> _RECORDS SUPPLIED_

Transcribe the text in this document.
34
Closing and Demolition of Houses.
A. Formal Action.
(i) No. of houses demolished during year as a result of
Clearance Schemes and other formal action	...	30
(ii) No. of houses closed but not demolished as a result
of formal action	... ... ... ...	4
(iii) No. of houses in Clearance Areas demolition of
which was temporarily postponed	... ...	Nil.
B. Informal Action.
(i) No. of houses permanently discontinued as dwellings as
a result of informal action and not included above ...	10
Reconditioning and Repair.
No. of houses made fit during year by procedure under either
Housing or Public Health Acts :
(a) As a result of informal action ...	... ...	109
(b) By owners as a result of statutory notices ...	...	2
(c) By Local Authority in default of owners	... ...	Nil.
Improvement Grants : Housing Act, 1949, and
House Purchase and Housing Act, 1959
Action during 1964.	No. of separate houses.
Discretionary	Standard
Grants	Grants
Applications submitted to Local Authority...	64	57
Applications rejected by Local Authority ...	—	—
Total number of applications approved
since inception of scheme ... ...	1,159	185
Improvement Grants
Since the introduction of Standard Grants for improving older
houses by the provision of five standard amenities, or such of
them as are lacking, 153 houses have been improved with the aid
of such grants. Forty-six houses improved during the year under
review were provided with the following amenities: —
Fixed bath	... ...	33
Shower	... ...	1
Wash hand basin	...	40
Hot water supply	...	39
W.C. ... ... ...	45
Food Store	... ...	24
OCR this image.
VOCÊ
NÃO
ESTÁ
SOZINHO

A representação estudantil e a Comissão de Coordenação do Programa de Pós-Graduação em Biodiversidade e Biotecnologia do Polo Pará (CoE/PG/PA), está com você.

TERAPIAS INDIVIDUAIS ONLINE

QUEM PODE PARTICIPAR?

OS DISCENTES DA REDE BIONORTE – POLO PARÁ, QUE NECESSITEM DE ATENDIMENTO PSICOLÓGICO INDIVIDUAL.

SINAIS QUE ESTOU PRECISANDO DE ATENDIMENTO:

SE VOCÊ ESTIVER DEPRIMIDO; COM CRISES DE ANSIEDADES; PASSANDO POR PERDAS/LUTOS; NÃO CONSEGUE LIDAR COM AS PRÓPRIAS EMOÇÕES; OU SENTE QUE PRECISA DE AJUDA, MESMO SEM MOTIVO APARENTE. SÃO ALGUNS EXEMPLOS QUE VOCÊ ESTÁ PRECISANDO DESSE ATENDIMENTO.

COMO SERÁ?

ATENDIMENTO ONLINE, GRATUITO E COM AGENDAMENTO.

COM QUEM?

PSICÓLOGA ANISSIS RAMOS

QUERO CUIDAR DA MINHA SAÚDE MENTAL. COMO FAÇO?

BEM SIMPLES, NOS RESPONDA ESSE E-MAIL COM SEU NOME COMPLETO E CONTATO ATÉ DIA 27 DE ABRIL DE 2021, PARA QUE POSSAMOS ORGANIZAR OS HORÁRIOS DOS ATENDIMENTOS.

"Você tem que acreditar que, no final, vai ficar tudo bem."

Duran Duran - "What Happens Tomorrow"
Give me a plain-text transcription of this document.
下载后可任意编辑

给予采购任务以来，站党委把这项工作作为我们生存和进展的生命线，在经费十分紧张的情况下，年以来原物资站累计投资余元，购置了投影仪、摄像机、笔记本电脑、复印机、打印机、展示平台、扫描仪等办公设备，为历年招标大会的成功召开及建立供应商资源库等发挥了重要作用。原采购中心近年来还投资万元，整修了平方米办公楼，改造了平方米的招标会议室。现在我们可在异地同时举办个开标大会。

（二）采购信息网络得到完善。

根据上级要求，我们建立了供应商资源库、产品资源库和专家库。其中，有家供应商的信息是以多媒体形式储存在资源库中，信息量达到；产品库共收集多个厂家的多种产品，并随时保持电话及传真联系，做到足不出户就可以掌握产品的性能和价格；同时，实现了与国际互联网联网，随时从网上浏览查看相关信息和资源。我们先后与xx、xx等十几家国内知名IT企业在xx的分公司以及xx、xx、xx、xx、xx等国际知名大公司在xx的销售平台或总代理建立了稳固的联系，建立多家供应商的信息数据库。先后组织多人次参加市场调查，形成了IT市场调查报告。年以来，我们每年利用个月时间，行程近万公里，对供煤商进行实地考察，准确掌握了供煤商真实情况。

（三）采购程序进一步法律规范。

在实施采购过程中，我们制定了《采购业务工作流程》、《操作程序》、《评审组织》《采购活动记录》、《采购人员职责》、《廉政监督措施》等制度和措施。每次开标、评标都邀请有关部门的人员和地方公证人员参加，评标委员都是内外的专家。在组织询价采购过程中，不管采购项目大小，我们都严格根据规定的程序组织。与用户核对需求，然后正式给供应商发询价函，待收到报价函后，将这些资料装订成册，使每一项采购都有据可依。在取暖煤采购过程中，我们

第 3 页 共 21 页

> _WORK TO BE COMPLETED_
Repeat exactly, and only, the lines from the line with "Give me a plain-text" through the end of the listing above, both ends included.

> _COMPLETE ANSWER_
Give me a plain-text transcription of this document.
下载后可任意编辑

给予采购任务以来，站党委把这项工作作为我们生存和进展的生命线，在经费十分紧张的情况下，年以来原物资站累计投资余元，购置了投影仪、摄像机、笔记本电脑、复印机、打印机、展示平台、扫描仪等办公设备，为历年招标大会的成功召开及建立供应商资源库等发挥了重要作用。原采购中心近年来还投资万元，整修了平方米办公楼，改造了平方米的招标会议室。现在我们可在异地同时举办个开标大会。

（二）采购信息网络得到完善。

根据上级要求，我们建立了供应商资源库、产品资源库和专家库。其中，有家供应商的信息是以多媒体形式储存在资源库中，信息量达到；产品库共收集多个厂家的多种产品，并随时保持电话及传真联系，做到足不出户就可以掌握产品的性能和价格；同时，实现了与国际互联网联网，随时从网上浏览查看相关信息和资源。我们先后与xx、xx等十几家国内知名IT企业在xx的分公司以及xx、xx、xx、xx、xx等国际知名大公司在xx的销售平台或总代理建立了稳固的联系，建立多家供应商的信息数据库。先后组织多人次参加市场调查，形成了IT市场调查报告。年以来，我们每年利用个月时间，行程近万公里，对供煤商进行实地考察，准确掌握了供煤商真实情况。

（三）采购程序进一步法律规范。

在实施采购过程中，我们制定了《采购业务工作流程》、《操作程序》、《评审组织》《采购活动记录》、《采购人员职责》、《廉政监督措施》等制度和措施。每次开标、评标都邀请有关部门的人员和地方公证人员参加，评标委员都是内外的专家。在组织询价采购过程中，不管采购项目大小，我们都严格根据规定的程序组织。与用户核对需求，然后正式给供应商发询价函，待收到报价函后，将这些资料装订成册，使每一项采购都有据可依。在取暖煤采购过程中，我们

第 3 页 共 21 页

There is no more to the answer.